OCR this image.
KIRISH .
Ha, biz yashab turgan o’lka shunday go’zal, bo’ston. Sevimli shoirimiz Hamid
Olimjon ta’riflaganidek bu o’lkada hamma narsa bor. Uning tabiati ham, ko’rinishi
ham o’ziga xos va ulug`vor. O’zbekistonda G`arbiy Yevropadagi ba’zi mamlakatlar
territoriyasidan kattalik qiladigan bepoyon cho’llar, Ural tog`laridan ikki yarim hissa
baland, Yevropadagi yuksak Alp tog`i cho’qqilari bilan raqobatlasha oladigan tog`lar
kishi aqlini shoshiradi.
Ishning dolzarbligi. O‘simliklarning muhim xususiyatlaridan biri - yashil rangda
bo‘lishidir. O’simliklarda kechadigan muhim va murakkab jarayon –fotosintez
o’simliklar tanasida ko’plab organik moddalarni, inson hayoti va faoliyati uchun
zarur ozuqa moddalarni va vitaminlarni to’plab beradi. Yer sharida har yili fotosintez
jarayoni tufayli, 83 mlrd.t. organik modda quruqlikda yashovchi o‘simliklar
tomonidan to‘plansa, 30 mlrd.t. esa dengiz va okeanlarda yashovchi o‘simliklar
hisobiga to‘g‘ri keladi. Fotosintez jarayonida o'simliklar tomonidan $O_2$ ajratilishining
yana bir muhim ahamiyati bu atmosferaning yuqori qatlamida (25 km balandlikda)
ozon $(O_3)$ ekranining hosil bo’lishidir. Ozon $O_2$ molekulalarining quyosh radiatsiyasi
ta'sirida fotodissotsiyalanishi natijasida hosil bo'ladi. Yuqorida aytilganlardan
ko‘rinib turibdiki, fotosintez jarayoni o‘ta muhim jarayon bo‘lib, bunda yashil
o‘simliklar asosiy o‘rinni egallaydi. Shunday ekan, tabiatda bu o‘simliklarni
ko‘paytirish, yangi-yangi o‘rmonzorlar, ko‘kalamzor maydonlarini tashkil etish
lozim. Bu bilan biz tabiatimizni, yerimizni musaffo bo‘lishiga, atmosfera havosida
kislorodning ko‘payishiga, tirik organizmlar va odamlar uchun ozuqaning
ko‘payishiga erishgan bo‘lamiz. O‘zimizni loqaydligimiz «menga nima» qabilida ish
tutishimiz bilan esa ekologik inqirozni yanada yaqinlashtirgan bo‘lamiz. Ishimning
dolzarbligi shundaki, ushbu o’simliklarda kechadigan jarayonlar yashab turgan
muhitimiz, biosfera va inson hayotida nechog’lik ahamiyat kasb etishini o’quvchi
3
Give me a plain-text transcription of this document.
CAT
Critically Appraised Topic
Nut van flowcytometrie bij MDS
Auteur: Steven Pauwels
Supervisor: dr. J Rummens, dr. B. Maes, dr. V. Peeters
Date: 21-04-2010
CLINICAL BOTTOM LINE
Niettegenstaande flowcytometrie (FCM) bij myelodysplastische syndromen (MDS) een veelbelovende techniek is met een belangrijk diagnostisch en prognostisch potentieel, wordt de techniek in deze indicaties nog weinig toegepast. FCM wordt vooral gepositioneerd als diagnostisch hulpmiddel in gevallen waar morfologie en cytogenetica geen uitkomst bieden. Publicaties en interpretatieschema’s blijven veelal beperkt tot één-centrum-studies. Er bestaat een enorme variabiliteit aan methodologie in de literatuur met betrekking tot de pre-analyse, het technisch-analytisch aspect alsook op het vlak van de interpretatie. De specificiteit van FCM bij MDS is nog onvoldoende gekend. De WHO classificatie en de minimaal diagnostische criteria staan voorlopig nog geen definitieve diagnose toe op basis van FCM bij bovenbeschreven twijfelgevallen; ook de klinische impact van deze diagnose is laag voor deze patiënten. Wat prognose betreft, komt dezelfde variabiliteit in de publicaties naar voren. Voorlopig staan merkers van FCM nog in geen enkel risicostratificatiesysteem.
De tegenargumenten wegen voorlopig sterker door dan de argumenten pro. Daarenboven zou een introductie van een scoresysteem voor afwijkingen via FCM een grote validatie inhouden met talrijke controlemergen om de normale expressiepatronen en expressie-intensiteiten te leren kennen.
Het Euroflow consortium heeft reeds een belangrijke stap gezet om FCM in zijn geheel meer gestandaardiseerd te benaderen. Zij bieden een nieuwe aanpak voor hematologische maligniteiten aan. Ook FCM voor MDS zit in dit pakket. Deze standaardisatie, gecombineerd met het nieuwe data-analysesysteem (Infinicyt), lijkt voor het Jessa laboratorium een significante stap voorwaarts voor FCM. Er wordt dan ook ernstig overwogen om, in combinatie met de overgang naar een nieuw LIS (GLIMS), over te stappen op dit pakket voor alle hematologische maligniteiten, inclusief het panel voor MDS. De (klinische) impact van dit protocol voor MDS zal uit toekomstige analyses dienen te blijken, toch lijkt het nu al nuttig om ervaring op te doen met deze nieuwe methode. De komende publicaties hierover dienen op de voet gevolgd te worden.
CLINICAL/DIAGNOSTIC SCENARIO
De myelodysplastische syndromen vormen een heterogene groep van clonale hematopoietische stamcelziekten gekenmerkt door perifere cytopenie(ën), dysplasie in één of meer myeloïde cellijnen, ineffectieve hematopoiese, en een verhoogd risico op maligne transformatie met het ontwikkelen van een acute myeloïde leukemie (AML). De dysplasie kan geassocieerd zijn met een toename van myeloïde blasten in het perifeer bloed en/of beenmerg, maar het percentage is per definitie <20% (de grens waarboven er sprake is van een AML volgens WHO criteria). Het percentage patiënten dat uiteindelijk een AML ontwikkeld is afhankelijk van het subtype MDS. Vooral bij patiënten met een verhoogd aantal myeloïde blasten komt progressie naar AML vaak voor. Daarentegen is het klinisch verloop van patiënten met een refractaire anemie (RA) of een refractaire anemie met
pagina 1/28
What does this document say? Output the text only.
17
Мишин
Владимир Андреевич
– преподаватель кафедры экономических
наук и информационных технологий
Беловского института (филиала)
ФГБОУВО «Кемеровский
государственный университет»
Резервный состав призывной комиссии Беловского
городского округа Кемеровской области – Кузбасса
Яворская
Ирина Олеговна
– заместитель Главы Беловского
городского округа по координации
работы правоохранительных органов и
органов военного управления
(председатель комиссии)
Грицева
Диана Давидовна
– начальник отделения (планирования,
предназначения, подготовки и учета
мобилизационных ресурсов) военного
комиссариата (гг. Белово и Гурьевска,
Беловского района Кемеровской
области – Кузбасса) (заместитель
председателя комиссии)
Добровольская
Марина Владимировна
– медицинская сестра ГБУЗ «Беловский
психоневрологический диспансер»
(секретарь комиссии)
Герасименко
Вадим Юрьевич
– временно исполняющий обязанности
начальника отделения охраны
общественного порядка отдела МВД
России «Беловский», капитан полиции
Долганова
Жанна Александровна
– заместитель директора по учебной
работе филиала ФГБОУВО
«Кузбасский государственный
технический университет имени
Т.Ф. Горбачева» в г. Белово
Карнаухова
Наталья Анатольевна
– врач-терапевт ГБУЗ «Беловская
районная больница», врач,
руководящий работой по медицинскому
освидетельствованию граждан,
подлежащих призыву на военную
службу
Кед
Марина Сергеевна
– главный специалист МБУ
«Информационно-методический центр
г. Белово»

════════

Aim: Print all of the data exactly as it was given.

Response below:
OCR this image.
KIRISH .
Ha, biz yashab turgan o’lka shunday go’zal, bo’ston. Sevimli shoirimiz Hamid
Olimjon ta’riflaganidek bu o’lkada hamma narsa bor. Uning tabiati ham, ko’rinishi
ham o’ziga xos va ulug`vor. O’zbekistonda G`arbiy Yevropadagi ba’zi mamlakatlar
territoriyasidan kattalik qiladigan bepoyon cho’llar, Ural tog`laridan ikki yarim hissa
baland, Yevropadagi yuksak Alp tog`i cho’qqilari bilan raqobatlasha oladigan tog`lar
kishi aqlini shoshiradi.
Ishning dolzarbligi. O‘simliklarning muhim xususiyatlaridan biri - yashil rangda
bo‘lishidir. O’simliklarda kechadigan muhim va murakkab jarayon –fotosintez
o’simliklar tanasida ko’plab organik moddalarni, inson hayoti va faoliyati uchun
zarur ozuqa moddalarni va vitaminlarni to’plab beradi. Yer sharida har yili fotosintez
jarayoni tufayli, 83 mlrd.t. organik modda quruqlikda yashovchi o‘simliklar
tomonidan to‘plansa, 30 mlrd.t. esa dengiz va okeanlarda yashovchi o‘simliklar
hisobiga to‘g‘ri keladi. Fotosintez jarayonida o'simliklar tomonidan $O_2$ ajratilishining
yana bir muhim ahamiyati bu atmosferaning yuqori qatlamida (25 km balandlikda)
ozon $(O_3)$ ekranining hosil bo’lishidir. Ozon $O_2$ molekulalarining quyosh radiatsiyasi
ta'sirida fotodissotsiyalanishi natijasida hosil bo'ladi. Yuqorida aytilganlardan
ko‘rinib turibdiki, fotosintez jarayoni o‘ta muhim jarayon bo‘lib, bunda yashil
o‘simliklar asosiy o‘rinni egallaydi. Shunday ekan, tabiatda bu o‘simliklarni
ko‘paytirish, yangi-yangi o‘rmonzorlar, ko‘kalamzor maydonlarini tashkil etish
lozim. Bu bilan biz tabiatimizni, yerimizni musaffo bo‘lishiga, atmosfera havosida
kislorodning ko‘payishiga, tirik organizmlar va odamlar uchun ozuqaning
ko‘payishiga erishgan bo‘lamiz. O‘zimizni loqaydligimiz «menga nima» qabilida ish
tutishimiz bilan esa ekologik inqirozni yanada yaqinlashtirgan bo‘lamiz. Ishimning
dolzarbligi shundaki, ushbu o’simliklarda kechadigan jarayonlar yashab turgan
muhitimiz, biosfera va inson hayotida nechog’lik ahamiyat kasb etishini o’quvchi
3
Give me a plain-text transcription of this document.
CAT
Critically Appraised Topic
Nut van flowcytometrie bij MDS
Auteur: Steven Pauwels
Supervisor: dr. J Rummens, dr. B. Maes, dr. V. Peeters
Date: 21-04-2010
CLINICAL BOTTOM LINE
Niettegenstaande flowcytometrie (FCM) bij myelodysplastische syndromen (MDS) een veelbelovende techniek is met een belangrijk diagnostisch en prognostisch potentieel, wordt de techniek in deze indicaties nog weinig toegepast. FCM wordt vooral gepositioneerd als diagnostisch hulpmiddel in gevallen waar morfologie en cytogenetica geen uitkomst bieden. Publicaties en interpretatieschema’s blijven veelal beperkt tot één-centrum-studies. Er bestaat een enorme variabiliteit aan methodologie in de literatuur met betrekking tot de pre-analyse, het technisch-analytisch aspect alsook op het vlak van de interpretatie. De specificiteit van FCM bij MDS is nog onvoldoende gekend. De WHO classificatie en de minimaal diagnostische criteria staan voorlopig nog geen definitieve diagnose toe op basis van FCM bij bovenbeschreven twijfelgevallen; ook de klinische impact van deze diagnose is laag voor deze patiënten. Wat prognose betreft, komt dezelfde variabiliteit in de publicaties naar voren. Voorlopig staan merkers van FCM nog in geen enkel risicostratificatiesysteem.
De tegenargumenten wegen voorlopig sterker door dan de argumenten pro. Daarenboven zou een introductie van een scoresysteem voor afwijkingen via FCM een grote validatie inhouden met talrijke controlemergen om de normale expressiepatronen en expressie-intensiteiten te leren kennen.
Het Euroflow consortium heeft reeds een belangrijke stap gezet om FCM in zijn geheel meer gestandaardiseerd te benaderen. Zij bieden een nieuwe aanpak voor hematologische maligniteiten aan. Ook FCM voor MDS zit in dit pakket. Deze standaardisatie, gecombineerd met het nieuwe data-analysesysteem (Infinicyt), lijkt voor het Jessa laboratorium een significante stap voorwaarts voor FCM. Er wordt dan ook ernstig overwogen om, in combinatie met de overgang naar een nieuw LIS (GLIMS), over te stappen op dit pakket voor alle hematologische maligniteiten, inclusief het panel voor MDS. De (klinische) impact van dit protocol voor MDS zal uit toekomstige analyses dienen te blijken, toch lijkt het nu al nuttig om ervaring op te doen met deze nieuwe methode. De komende publicaties hierover dienen op de voet gevolgd te worden.
CLINICAL/DIAGNOSTIC SCENARIO
De myelodysplastische syndromen vormen een heterogene groep van clonale hematopoietische stamcelziekten gekenmerkt door perifere cytopenie(ën), dysplasie in één of meer myeloïde cellijnen, ineffectieve hematopoiese, en een verhoogd risico op maligne transformatie met het ontwikkelen van een acute myeloïde leukemie (AML). De dysplasie kan geassocieerd zijn met een toename van myeloïde blasten in het perifeer bloed en/of beenmerg, maar het percentage is per definitie <20% (de grens waarboven er sprake is van een AML volgens WHO criteria). Het percentage patiënten dat uiteindelijk een AML ontwikkeld is afhankelijk van het subtype MDS. Vooral bij patiënten met een verhoogd aantal myeloïde blasten komt progressie naar AML vaak voor. Daarentegen is het klinisch verloop van patiënten met een refractaire anemie (RA) of een refractaire anemie met
pagina 1/28
What does this document say? Output the text only.
17
Мишин
Владимир Андреевич
– преподаватель кафедры экономических
наук и информационных технологий
Беловского института (филиала)
ФГБОУВО «Кемеровский
государственный университет»
Резервный состав призывной комиссии Беловского
городского округа Кемеровской области – Кузбасса
Яворская
Ирина Олеговна
– заместитель Главы Беловского
городского округа по координации
работы правоохранительных органов и
органов военного управления
(председатель комиссии)
Грицева
Диана Давидовна
– начальник отделения (планирования,
предназначения, подготовки и учета
мобилизационных ресурсов) военного
комиссариата (гг. Белово и Гурьевска,
Беловского района Кемеровской
области – Кузбасса) (заместитель
председателя комиссии)
Добровольская
Марина Владимировна
– медицинская сестра ГБУЗ «Беловский
психоневрологический диспансер»
(секретарь комиссии)
Герасименко
Вадим Юрьевич
– временно исполняющий обязанности
начальника отделения охраны
общественного порядка отдела МВД
России «Беловский», капитан полиции
Долганова
Жанна Александровна
– заместитель директора по учебной
работе филиала ФГБОУВО
«Кузбасский государственный
технический университет имени
Т.Ф. Горбачева» в г. Белово
Карнаухова
Наталья Анатольевна
– врач-терапевт ГБУЗ «Беловская
районная больница», врач,
руководящий работой по медицинскому
освидетельствованию граждан,
подлежащих призыву на военную
службу
Кед
Марина Сергеевна
– главный специалист МБУ
«Информационно-методический центр
г. Белово»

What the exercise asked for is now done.